::: Listing :::

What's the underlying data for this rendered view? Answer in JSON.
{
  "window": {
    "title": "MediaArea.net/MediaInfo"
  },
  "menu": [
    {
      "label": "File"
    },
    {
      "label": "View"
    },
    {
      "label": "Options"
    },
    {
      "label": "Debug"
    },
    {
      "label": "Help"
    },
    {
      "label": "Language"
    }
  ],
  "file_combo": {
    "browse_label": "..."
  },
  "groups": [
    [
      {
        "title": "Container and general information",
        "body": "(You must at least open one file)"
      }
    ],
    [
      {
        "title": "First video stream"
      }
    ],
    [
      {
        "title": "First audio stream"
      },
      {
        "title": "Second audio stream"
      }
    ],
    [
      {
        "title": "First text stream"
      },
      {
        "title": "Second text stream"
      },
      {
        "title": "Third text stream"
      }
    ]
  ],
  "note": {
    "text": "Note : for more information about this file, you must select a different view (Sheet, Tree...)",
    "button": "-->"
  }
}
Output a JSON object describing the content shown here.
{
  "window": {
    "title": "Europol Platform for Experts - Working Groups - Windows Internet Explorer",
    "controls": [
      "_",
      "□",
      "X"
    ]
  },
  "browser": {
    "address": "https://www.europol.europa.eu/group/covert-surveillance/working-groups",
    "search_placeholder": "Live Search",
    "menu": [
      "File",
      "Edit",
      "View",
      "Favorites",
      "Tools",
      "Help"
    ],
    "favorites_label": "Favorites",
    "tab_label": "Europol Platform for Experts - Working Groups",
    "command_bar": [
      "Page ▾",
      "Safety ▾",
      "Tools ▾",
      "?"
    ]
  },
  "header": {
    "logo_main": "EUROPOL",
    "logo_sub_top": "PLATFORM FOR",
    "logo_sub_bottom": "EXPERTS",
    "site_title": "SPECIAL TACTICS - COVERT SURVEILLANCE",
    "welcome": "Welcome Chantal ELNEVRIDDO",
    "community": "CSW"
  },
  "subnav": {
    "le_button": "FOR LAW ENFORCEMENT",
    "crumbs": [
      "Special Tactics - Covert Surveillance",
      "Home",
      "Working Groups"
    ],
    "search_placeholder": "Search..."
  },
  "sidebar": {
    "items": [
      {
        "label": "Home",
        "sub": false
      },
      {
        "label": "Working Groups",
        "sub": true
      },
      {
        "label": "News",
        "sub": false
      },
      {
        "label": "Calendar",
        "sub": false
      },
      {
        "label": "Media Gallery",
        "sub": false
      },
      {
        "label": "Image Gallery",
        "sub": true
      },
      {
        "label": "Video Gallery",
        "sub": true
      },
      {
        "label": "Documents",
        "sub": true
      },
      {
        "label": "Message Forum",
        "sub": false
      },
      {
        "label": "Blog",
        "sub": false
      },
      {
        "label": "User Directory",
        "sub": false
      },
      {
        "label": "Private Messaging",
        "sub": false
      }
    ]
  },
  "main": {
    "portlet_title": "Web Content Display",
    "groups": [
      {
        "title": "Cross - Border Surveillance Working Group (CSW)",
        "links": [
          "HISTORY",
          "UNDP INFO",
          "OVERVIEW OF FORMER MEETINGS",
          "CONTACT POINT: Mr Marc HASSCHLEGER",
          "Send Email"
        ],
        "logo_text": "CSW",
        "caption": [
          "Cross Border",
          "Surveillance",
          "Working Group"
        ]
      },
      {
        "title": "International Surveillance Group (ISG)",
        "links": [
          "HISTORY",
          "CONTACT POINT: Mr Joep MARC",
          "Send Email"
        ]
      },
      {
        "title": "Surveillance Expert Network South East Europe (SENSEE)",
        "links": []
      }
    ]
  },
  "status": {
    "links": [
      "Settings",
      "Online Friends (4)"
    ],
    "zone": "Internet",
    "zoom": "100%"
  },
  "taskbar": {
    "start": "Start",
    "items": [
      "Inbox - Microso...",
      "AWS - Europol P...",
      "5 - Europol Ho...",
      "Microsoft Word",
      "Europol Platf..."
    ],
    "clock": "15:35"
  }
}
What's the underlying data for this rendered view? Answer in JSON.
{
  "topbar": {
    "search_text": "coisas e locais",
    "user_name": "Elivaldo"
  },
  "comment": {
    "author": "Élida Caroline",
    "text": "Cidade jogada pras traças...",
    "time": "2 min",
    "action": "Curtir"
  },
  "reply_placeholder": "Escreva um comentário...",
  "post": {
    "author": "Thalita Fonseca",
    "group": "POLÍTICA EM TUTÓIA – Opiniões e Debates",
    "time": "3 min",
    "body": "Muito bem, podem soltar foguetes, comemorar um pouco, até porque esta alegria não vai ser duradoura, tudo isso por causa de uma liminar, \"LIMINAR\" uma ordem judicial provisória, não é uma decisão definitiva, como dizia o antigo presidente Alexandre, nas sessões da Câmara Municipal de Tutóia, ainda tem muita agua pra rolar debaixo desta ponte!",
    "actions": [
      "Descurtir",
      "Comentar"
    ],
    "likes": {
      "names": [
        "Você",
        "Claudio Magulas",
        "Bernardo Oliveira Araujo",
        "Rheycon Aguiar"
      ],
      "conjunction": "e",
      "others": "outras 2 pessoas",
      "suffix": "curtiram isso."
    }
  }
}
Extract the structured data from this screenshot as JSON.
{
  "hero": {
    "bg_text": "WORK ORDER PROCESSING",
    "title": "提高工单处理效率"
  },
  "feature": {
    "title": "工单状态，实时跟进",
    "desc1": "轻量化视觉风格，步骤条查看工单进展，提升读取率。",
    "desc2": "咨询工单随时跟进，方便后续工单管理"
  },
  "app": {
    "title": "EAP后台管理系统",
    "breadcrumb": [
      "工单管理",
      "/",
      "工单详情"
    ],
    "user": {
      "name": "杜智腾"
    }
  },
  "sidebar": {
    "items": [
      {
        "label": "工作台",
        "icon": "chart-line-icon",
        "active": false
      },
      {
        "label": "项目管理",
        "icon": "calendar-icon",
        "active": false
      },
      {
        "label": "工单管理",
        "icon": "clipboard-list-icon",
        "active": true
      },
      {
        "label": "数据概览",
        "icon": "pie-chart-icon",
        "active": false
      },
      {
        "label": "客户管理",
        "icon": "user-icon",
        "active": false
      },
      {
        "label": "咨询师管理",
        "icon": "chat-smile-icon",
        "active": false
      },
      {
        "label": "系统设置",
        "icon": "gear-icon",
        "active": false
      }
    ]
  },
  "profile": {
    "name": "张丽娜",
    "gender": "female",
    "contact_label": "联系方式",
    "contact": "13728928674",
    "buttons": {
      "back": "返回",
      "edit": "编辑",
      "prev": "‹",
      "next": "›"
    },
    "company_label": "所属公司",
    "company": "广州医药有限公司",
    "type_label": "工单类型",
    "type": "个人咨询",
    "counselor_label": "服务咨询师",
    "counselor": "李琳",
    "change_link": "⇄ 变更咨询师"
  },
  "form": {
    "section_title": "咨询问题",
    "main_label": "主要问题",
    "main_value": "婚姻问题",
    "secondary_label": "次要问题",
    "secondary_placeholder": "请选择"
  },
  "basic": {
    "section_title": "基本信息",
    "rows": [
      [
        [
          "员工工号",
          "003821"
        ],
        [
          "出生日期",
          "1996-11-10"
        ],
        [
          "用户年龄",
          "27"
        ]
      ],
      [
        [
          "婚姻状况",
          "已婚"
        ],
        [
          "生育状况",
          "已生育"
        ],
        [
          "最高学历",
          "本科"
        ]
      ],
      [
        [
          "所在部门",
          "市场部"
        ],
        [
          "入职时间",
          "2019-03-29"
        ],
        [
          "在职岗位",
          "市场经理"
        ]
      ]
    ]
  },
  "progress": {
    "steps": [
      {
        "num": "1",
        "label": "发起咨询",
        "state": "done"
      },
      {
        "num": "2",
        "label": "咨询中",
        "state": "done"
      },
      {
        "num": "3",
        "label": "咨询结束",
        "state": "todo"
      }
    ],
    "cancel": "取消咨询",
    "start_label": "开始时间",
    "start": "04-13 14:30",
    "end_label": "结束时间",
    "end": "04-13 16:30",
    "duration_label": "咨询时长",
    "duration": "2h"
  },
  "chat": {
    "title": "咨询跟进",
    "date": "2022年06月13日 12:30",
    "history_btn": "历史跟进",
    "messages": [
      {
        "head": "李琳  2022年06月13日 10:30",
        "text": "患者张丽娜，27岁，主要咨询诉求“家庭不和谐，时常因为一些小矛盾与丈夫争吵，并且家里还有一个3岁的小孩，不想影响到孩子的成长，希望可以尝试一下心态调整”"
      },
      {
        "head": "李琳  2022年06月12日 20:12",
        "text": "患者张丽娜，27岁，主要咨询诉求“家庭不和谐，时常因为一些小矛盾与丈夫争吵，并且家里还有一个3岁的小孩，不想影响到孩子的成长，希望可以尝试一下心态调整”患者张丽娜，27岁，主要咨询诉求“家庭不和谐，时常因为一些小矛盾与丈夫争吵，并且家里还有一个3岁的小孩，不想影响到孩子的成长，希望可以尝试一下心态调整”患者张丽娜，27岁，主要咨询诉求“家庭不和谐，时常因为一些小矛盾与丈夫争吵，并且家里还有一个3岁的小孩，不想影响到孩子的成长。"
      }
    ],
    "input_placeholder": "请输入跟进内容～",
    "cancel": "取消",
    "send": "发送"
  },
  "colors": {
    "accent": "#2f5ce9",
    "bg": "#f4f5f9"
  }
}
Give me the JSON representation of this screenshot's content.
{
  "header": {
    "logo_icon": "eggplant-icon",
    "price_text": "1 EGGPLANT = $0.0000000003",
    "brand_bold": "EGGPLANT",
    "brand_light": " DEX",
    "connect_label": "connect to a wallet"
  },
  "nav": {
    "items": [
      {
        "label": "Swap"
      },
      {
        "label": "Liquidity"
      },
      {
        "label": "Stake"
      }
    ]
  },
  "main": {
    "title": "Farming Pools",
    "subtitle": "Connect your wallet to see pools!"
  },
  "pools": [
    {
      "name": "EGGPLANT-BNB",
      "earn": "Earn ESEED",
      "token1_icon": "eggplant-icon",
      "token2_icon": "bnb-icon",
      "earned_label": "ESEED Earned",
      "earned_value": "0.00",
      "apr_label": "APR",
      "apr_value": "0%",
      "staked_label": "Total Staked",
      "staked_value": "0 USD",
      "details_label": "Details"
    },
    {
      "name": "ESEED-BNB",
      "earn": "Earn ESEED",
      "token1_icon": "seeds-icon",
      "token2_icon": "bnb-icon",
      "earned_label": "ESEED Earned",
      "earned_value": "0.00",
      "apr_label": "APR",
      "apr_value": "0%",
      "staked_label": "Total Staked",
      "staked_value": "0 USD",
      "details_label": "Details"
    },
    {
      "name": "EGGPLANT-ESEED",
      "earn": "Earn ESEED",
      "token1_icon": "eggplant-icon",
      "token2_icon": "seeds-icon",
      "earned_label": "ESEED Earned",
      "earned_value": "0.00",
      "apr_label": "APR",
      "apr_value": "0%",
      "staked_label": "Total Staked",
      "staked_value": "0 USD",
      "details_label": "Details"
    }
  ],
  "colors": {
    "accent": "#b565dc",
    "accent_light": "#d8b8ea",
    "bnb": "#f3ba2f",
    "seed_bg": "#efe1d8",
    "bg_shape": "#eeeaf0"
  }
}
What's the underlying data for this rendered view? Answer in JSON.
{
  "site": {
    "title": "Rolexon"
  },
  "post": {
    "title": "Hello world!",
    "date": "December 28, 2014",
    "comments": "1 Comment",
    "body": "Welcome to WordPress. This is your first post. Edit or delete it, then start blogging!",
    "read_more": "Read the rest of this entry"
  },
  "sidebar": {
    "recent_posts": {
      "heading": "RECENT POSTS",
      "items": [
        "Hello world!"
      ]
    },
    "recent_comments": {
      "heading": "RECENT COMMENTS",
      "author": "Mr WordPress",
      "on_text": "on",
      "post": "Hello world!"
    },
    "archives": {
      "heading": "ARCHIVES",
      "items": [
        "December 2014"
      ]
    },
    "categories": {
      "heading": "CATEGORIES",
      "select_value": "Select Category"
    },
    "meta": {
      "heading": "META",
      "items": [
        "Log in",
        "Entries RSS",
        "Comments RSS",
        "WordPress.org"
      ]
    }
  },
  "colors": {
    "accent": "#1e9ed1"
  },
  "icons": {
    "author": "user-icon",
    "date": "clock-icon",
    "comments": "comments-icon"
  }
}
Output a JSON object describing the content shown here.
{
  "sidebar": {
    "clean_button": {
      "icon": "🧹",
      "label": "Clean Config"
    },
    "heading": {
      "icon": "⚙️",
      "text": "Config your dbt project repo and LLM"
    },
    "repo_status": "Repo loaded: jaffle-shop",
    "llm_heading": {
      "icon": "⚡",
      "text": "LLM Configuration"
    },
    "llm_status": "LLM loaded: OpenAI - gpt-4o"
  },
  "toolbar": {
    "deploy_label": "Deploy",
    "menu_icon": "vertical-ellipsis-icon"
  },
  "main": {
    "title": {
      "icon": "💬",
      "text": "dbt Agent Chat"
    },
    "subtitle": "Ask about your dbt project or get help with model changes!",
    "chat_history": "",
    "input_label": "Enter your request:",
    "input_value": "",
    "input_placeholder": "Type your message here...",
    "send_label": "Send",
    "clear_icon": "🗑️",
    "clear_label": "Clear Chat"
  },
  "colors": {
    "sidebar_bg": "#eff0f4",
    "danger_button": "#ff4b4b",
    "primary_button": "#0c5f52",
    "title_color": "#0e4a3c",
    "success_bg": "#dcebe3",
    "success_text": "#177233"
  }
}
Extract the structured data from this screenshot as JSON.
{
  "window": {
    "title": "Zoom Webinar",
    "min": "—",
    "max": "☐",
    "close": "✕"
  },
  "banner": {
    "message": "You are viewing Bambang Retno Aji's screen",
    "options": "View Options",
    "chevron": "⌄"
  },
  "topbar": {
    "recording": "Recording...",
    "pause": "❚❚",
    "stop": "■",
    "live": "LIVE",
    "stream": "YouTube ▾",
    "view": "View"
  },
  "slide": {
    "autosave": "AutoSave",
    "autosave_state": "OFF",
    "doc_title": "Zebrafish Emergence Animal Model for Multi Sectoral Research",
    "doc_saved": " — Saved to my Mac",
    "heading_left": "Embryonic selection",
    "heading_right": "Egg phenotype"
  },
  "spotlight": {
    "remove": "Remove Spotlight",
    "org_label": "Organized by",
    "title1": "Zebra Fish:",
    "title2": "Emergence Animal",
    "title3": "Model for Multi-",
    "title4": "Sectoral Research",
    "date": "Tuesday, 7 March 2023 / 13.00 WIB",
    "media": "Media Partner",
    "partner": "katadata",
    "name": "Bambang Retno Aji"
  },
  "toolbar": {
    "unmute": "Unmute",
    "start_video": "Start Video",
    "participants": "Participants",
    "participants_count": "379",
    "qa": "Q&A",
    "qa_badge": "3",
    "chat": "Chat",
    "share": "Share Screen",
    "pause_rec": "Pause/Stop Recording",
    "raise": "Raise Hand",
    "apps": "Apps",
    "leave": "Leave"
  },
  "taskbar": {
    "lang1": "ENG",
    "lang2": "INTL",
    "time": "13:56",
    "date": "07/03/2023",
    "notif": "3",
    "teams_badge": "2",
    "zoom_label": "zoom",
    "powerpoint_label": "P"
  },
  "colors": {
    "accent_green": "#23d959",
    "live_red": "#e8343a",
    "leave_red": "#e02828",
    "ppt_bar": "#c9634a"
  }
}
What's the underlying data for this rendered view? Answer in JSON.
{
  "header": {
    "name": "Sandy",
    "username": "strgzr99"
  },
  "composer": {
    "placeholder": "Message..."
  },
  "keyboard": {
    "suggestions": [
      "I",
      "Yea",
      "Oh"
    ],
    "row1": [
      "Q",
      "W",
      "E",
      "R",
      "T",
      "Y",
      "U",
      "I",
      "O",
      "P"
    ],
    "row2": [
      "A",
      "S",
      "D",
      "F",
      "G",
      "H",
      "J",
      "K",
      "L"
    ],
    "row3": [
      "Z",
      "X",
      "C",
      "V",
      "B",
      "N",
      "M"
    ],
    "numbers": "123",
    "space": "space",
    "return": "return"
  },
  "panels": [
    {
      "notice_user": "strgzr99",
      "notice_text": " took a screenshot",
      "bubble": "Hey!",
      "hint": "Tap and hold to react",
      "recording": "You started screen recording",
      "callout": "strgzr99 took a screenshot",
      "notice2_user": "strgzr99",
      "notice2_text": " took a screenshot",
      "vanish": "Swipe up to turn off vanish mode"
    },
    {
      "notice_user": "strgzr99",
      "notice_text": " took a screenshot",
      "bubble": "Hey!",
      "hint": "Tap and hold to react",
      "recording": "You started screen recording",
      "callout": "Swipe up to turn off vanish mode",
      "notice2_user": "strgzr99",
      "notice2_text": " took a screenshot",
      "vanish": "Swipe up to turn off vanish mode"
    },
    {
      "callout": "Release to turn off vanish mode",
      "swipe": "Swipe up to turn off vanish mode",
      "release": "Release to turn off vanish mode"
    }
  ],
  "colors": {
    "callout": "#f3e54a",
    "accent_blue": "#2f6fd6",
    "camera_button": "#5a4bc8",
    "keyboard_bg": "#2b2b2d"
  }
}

:::

▶ _The request_
Find the lines with the string "Emergence" and reproduce them.

▶ _Exercise solution_
    "doc_title": "Zebrafish Emergence Animal Model for Multi Sectoral Research",
    "title2": "Emergence Animal",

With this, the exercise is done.